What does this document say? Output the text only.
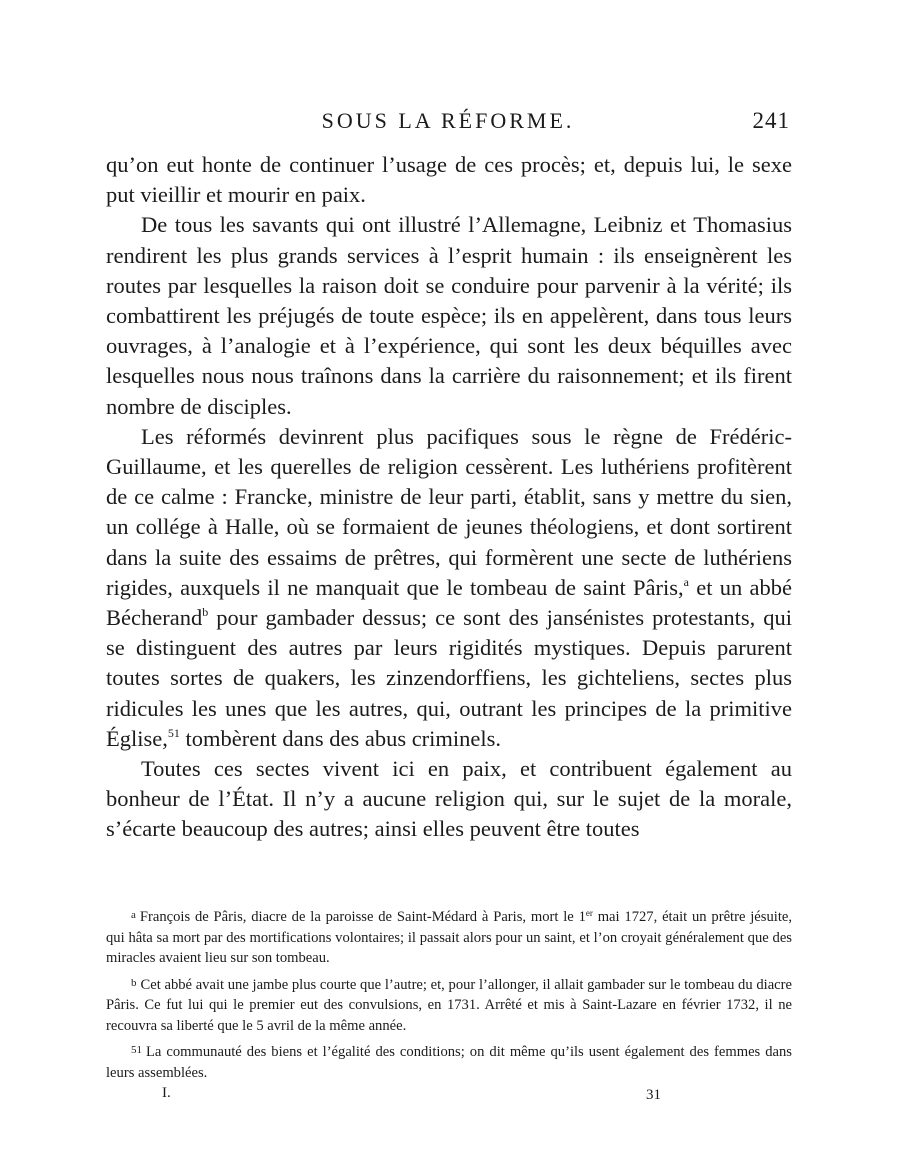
SOUS LA RÉFORME.	241

qu’on eut honte de continuer l’usage de ces procès; et, depuis lui, le sexe put vieillir et mourir en paix.

De tous les savants qui ont illustré l’Allemagne, Leibniz et Thomasius rendirent les plus grands services à l’esprit humain : ils enseignèrent les routes par lesquelles la raison doit se conduire pour parvenir à la vérité; ils combattirent les préjugés de toute espèce; ils en appelèrent, dans tous leurs ouvrages, à l’analogie et à l’expérience, qui sont les deux béquilles avec lesquelles nous nous traînons dans la carrière du raisonnement; et ils firent nombre de disciples.

Les réformés devinrent plus pacifiques sous le règne de Frédéric-Guillaume, et les querelles de religion cessèrent. Les luthériens profitèrent de ce calme : Francke, ministre de leur parti, établit, sans y mettre du sien, un collége à Halle, où se formaient de jeunes théologiens, et dont sortirent dans la suite des essaims de prêtres, qui formèrent une secte de luthériens rigides, auxquels il ne manquait que le tombeau de saint Pâris,$^a$ et un abbé Bécherand$^b$ pour gambader dessus; ce sont des jansénistes protestants, qui se distinguent des autres par leurs rigidités mystiques. Depuis parurent toutes sortes de quakers, les zinzendorffiens, les gichteliens, sectes plus ridicules les unes que les autres, qui, outrant les principes de la primitive Église,$^{51}$ tombèrent dans des abus criminels.

Toutes ces sectes vivent ici en paix, et contribuent également au bonheur de l’État. Il n’y a aucune religion qui, sur le sujet de la morale, s’écarte beaucoup des autres; ainsi elles peuvent être toutes

$^a$ François de Pâris, diacre de la paroisse de Saint-Médard à Paris, mort le 1er mai 1727, était un prêtre jésuite, qui hâta sa mort par des mortifications volontaires; il passait alors pour un saint, et l’on croyait généralement que des miracles avaient lieu sur son tombeau.

$^b$ Cet abbé avait une jambe plus courte que l’autre; et, pour l’allonger, il allait gambader sur le tombeau du diacre Pâris. Ce fut lui qui le premier eut des convulsions, en 1731. Arrêté et mis à Saint-Lazare en février 1732, il ne recouvra sa liberté que le 5 avril de la même année.

$^{51}$ La communauté des biens et l’égalité des conditions; on dit même qu’ils usent également des femmes dans leurs assemblées.

I.	31
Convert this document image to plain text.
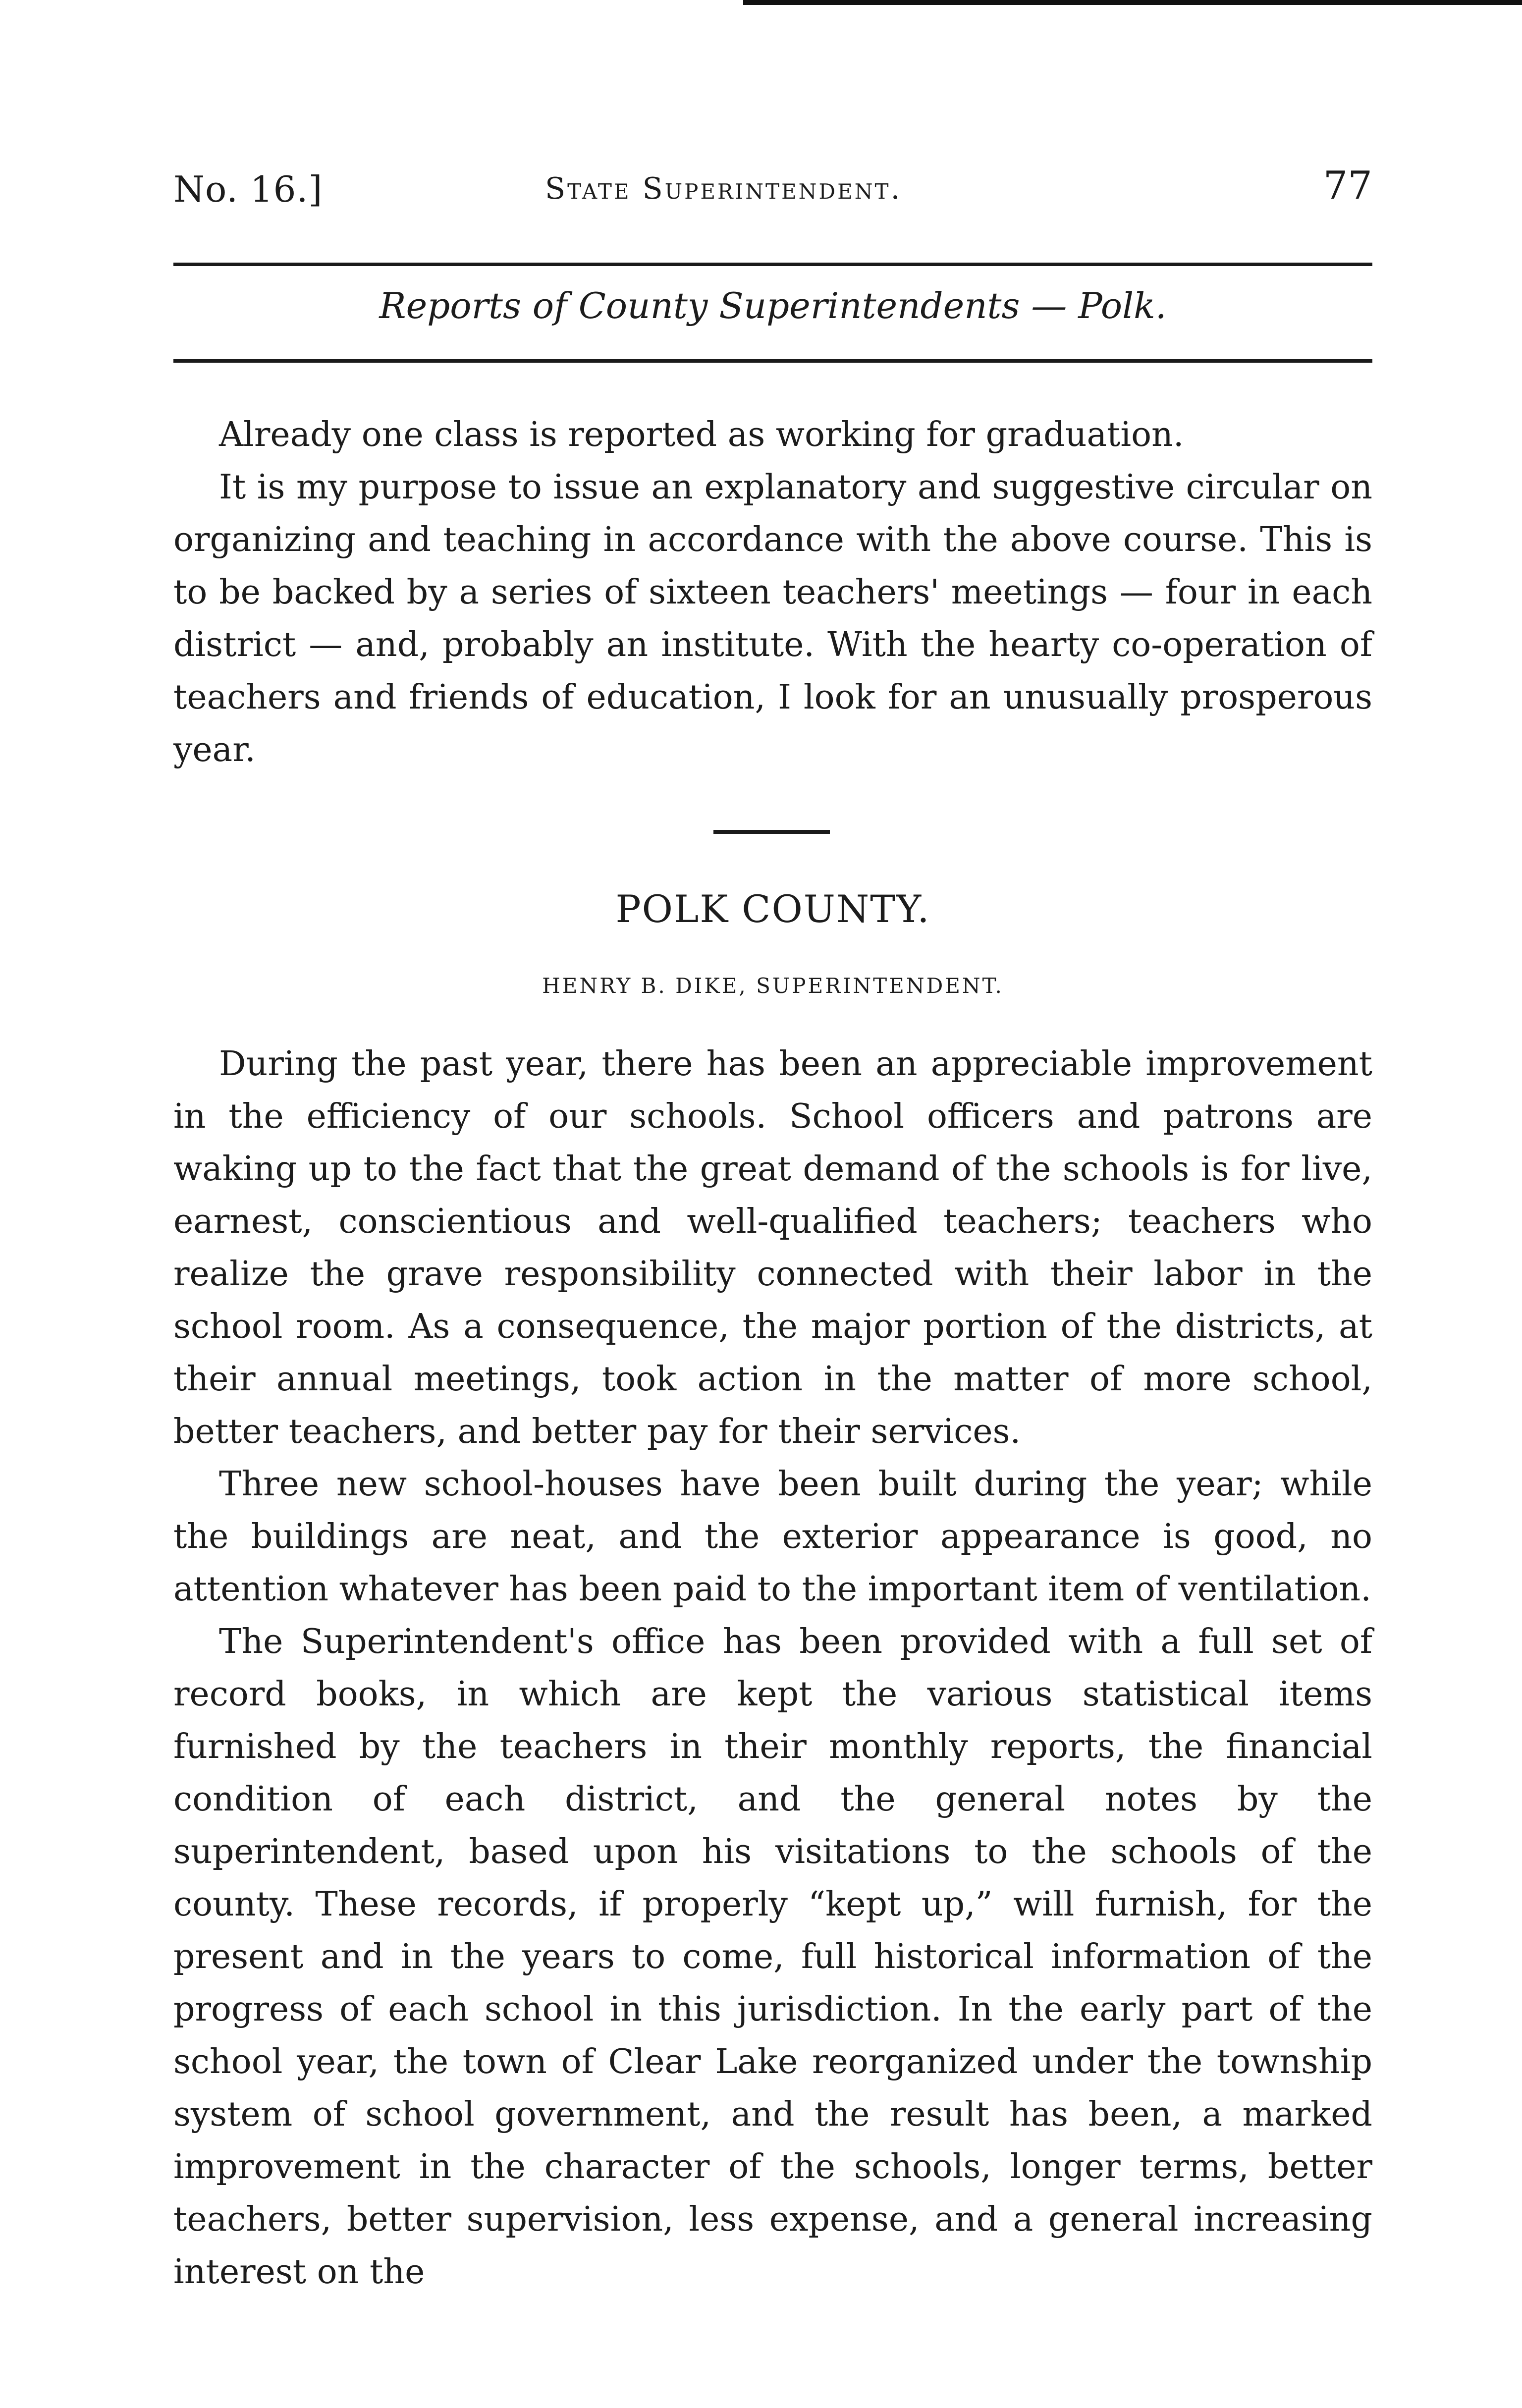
No. 16.]	State Superintendent.	77
Reports of County Superintendents — Polk.

Already one class is reported as working for graduation.

It is my purpose to issue an explanatory and suggestive circular on organizing and teaching in accordance with the above course. This is to be backed by a series of sixteen teachers' meetings — four in each district — and, probably an institute. With the hearty co-operation of teachers and friends of education, I look for an unusually prosperous year.

POLK COUNTY.
HENRY B. DIKE, SUPERINTENDENT.

During the past year, there has been an appreciable improvement in the efficiency of our schools. School officers and patrons are waking up to the fact that the great demand of the schools is for live, earnest, conscientious and well-qualified teachers; teachers who realize the grave responsibility connected with their labor in the school room. As a consequence, the major portion of the districts, at their annual meetings, took action in the matter of more school, better teachers, and better pay for their services.

Three new school-houses have been built during the year; while the buildings are neat, and the exterior appearance is good, no attention whatever has been paid to the important item of ventilation.

The Superintendent's office has been provided with a full set of record books, in which are kept the various statistical items furnished by the teachers in their monthly reports, the financial condition of each district, and the general notes by the superintendent, based upon his visitations to the schools of the county. These records, if properly “kept up,” will furnish, for the present and in the years to come, full historical information of the progress of each school in this jurisdiction. In the early part of the school year, the town of Clear Lake reorganized under the township system of school government, and the result has been, a marked improvement in the character of the schools, longer terms, better teachers, better supervision, less expense, and a general increasing interest on the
:::
> [GIVEN INSTRUCTION]
Print all of the entries word for word. Skip any images they contain.

> [ANSWER TO THIS TASK]
What does this document say? Output the text only.
SOUS LA RÉFORME.	241

qu’on eut honte de continuer l’usage de ces procès; et, depuis lui, le sexe put vieillir et mourir en paix.

De tous les savants qui ont illustré l’Allemagne, Leibniz et Thomasius rendirent les plus grands services à l’esprit humain : ils enseignèrent les routes par lesquelles la raison doit se conduire pour parvenir à la vérité; ils combattirent les préjugés de toute espèce; ils en appelèrent, dans tous leurs ouvrages, à l’analogie et à l’expérience, qui sont les deux béquilles avec lesquelles nous nous traînons dans la carrière du raisonnement; et ils firent nombre de disciples.

Les réformés devinrent plus pacifiques sous le règne de Frédéric-Guillaume, et les querelles de religion cessèrent. Les luthériens profitèrent de ce calme : Francke, ministre de leur parti, établit, sans y mettre du sien, un collége à Halle, où se formaient de jeunes théologiens, et dont sortirent dans la suite des essaims de prêtres, qui formèrent une secte de luthériens rigides, auxquels il ne manquait que le tombeau de saint Pâris,$^a$ et un abbé Bécherand$^b$ pour gambader dessus; ce sont des jansénistes protestants, qui se distinguent des autres par leurs rigidités mystiques. Depuis parurent toutes sortes de quakers, les zinzendorffiens, les gichteliens, sectes plus ridicules les unes que les autres, qui, outrant les principes de la primitive Église,$^{51}$ tombèrent dans des abus criminels.

Toutes ces sectes vivent ici en paix, et contribuent également au bonheur de l’État. Il n’y a aucune religion qui, sur le sujet de la morale, s’écarte beaucoup des autres; ainsi elles peuvent être toutes

$^a$ François de Pâris, diacre de la paroisse de Saint-Médard à Paris, mort le 1er mai 1727, était un prêtre jésuite, qui hâta sa mort par des mortifications volontaires; il passait alors pour un saint, et l’on croyait généralement que des miracles avaient lieu sur son tombeau.

$^b$ Cet abbé avait une jambe plus courte que l’autre; et, pour l’allonger, il allait gambader sur le tombeau du diacre Pâris. Ce fut lui qui le premier eut des convulsions, en 1731. Arrêté et mis à Saint-Lazare en février 1732, il ne recouvra sa liberté que le 5 avril de la même année.

$^{51}$ La communauté des biens et l’égalité des conditions; on dit même qu’ils usent également des femmes dans leurs assemblées.

I.	31
Convert this document image to plain text.
No. 16.]	State Superintendent.	77
Reports of County Superintendents — Polk.

Already one class is reported as working for graduation.

It is my purpose to issue an explanatory and suggestive circular on organizing and teaching in accordance with the above course. This is to be backed by a series of sixteen teachers' meetings — four in each district — and, probably an institute. With the hearty co-operation of teachers and friends of education, I look for an unusually prosperous year.

POLK COUNTY.
HENRY B. DIKE, SUPERINTENDENT.

During the past year, there has been an appreciable improvement in the efficiency of our schools. School officers and patrons are waking up to the fact that the great demand of the schools is for live, earnest, conscientious and well-qualified teachers; teachers who realize the grave responsibility connected with their labor in the school room. As a consequence, the major portion of the districts, at their annual meetings, took action in the matter of more school, better teachers, and better pay for their services.

Three new school-houses have been built during the year; while the buildings are neat, and the exterior appearance is good, no attention whatever has been paid to the important item of ventilation.

The Superintendent's office has been provided with a full set of record books, in which are kept the various statistical items furnished by the teachers in their monthly reports, the financial condition of each district, and the general notes by the superintendent, based upon his visitations to the schools of the county. These records, if properly “kept up,” will furnish, for the present and in the years to come, full historical information of the progress of each school in this jurisdiction. In the early part of the school year, the town of Clear Lake reorganized under the township system of school government, and the result has been, a marked improvement in the character of the schools, longer terms, better teachers, better supervision, less expense, and a general increasing interest on the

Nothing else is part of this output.